*Given task*: Go through the records and show each line where the word "persoanele" occurs.

*Collected data*:
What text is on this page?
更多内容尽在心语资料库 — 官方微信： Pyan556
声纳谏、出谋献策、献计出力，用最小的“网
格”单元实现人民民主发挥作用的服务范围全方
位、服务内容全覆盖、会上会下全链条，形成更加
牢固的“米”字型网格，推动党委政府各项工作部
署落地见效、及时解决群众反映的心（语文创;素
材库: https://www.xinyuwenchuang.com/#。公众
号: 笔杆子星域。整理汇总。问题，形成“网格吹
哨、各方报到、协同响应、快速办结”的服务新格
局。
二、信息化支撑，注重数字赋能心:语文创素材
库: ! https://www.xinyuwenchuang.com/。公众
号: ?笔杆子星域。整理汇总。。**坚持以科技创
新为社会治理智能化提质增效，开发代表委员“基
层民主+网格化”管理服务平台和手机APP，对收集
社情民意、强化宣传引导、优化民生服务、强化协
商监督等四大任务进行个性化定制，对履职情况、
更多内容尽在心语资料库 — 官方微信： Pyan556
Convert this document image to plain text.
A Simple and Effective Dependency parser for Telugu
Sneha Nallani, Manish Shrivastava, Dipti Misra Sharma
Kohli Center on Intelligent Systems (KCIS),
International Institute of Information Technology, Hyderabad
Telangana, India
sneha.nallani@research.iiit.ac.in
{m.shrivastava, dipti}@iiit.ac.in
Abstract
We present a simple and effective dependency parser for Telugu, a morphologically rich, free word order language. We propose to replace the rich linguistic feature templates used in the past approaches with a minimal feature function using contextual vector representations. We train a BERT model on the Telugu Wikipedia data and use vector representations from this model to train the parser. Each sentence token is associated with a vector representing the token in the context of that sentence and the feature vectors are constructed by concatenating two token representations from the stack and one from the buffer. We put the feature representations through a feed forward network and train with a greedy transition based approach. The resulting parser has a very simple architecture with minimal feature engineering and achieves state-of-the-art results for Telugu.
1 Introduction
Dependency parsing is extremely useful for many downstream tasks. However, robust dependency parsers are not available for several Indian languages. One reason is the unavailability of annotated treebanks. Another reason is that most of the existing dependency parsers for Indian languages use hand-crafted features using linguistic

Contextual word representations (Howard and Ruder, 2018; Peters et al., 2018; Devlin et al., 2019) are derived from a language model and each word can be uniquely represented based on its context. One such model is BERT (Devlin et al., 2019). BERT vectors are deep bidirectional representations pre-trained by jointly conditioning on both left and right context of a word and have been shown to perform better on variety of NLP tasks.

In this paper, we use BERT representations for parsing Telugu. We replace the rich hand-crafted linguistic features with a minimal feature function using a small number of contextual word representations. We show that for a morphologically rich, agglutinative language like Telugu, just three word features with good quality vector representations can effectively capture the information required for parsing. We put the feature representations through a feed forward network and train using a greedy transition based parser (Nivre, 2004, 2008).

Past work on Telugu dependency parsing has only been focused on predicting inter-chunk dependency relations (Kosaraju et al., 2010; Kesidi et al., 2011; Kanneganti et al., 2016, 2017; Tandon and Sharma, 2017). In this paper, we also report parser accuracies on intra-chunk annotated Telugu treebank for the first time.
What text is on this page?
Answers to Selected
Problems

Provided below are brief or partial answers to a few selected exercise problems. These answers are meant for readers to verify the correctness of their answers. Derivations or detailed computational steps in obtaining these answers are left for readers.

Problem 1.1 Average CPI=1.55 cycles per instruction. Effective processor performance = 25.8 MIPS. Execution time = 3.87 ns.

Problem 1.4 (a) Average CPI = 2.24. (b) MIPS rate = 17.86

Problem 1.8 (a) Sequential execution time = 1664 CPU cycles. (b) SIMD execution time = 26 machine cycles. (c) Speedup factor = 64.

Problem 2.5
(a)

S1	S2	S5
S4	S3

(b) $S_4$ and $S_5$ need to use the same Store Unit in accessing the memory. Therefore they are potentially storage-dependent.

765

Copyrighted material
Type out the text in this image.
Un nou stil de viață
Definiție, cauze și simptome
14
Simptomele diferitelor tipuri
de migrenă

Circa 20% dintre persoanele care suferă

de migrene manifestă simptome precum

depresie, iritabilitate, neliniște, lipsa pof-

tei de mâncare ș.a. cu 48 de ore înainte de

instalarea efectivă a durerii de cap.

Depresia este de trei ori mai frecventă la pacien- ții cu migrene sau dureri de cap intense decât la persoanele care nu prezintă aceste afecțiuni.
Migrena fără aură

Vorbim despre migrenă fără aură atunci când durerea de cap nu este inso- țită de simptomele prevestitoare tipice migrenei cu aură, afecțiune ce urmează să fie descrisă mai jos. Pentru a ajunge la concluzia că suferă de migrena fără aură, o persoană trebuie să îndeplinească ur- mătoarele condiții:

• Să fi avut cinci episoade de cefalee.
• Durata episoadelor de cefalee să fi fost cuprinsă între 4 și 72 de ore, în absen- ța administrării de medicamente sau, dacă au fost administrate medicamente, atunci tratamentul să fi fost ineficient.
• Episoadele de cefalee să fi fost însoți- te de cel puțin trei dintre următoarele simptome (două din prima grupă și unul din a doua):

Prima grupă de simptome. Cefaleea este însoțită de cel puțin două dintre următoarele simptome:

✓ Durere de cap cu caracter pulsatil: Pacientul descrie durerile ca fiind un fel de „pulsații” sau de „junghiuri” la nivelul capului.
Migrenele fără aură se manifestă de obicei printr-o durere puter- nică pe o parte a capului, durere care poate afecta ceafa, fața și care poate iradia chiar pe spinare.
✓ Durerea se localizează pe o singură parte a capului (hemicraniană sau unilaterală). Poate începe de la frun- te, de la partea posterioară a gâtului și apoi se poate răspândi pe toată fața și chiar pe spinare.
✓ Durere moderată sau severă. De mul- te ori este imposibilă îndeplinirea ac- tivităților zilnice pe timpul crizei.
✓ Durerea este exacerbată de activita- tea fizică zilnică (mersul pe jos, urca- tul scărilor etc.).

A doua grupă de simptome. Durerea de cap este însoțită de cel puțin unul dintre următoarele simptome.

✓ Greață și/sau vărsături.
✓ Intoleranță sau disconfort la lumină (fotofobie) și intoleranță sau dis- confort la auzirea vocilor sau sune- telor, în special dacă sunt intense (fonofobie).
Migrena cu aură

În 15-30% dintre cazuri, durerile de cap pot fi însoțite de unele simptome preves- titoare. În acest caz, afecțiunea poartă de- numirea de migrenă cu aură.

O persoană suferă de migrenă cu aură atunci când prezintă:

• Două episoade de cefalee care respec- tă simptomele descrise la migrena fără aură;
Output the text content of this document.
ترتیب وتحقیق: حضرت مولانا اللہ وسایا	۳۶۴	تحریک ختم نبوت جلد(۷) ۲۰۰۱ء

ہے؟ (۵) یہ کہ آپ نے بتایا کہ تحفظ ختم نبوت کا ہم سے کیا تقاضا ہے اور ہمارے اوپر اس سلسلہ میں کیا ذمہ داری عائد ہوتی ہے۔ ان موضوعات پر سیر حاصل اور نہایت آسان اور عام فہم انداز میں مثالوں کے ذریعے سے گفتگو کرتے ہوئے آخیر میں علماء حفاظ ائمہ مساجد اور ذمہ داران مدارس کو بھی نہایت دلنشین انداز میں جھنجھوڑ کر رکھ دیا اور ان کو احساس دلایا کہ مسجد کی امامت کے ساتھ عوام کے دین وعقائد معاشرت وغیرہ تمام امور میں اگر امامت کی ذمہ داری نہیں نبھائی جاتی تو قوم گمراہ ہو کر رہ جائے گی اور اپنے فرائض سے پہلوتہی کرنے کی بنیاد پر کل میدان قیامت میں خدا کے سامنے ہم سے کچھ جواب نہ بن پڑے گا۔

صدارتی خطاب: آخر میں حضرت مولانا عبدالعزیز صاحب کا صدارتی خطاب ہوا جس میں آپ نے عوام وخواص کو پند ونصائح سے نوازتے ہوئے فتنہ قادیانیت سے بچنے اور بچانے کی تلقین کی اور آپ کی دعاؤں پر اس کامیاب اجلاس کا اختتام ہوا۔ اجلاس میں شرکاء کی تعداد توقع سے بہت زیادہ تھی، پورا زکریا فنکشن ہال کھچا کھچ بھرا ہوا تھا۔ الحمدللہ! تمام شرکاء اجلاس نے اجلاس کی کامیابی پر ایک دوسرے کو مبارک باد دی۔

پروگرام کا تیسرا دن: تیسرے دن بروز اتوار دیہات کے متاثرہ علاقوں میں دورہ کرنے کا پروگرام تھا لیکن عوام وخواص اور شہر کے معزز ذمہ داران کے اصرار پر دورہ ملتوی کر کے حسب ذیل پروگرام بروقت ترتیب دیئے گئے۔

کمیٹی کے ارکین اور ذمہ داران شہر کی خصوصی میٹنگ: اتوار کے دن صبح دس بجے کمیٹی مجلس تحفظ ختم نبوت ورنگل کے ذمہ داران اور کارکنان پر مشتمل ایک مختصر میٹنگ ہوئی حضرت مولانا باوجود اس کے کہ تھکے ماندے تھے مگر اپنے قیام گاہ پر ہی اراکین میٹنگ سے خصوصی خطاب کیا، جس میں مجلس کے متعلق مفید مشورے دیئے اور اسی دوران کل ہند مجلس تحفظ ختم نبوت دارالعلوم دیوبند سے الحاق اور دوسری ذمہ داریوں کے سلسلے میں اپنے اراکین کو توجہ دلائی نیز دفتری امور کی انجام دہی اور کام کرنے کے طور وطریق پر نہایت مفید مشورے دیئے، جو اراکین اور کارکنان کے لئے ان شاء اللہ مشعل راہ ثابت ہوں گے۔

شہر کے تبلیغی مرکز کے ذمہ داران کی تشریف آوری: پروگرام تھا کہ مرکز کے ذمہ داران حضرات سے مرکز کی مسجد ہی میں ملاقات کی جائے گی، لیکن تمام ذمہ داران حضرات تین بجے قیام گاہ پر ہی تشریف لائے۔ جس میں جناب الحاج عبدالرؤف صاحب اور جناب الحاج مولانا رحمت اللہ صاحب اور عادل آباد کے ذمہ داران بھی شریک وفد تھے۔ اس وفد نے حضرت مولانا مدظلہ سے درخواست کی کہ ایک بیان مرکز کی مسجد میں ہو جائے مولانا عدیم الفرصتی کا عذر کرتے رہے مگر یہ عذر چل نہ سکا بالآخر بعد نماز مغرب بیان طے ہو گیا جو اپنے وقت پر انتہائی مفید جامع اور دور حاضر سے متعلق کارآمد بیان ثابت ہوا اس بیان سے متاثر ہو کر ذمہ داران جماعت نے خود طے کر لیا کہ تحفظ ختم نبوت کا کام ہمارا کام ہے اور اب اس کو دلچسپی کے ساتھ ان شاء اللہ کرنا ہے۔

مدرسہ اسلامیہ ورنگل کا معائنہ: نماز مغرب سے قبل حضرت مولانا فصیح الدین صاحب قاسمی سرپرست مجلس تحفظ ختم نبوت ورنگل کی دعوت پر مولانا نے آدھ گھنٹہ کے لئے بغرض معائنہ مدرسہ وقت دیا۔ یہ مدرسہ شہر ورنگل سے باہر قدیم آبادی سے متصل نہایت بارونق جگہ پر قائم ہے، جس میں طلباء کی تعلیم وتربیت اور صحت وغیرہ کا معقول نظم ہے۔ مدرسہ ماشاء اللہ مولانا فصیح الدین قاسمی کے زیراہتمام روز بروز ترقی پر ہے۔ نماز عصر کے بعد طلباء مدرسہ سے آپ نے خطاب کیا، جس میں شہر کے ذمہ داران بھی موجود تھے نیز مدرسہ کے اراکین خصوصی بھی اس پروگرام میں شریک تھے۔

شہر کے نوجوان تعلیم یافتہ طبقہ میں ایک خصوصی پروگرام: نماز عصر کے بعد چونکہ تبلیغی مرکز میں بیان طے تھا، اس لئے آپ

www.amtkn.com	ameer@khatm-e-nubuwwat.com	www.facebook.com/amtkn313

*The solution*:
Circa 20% dintre persoanele care suferă
Depresia este de trei ori mai frecventă la pacien- ții cu migrene sau dureri de cap intense decât la persoanele care nu prezintă aceste afecțiuni.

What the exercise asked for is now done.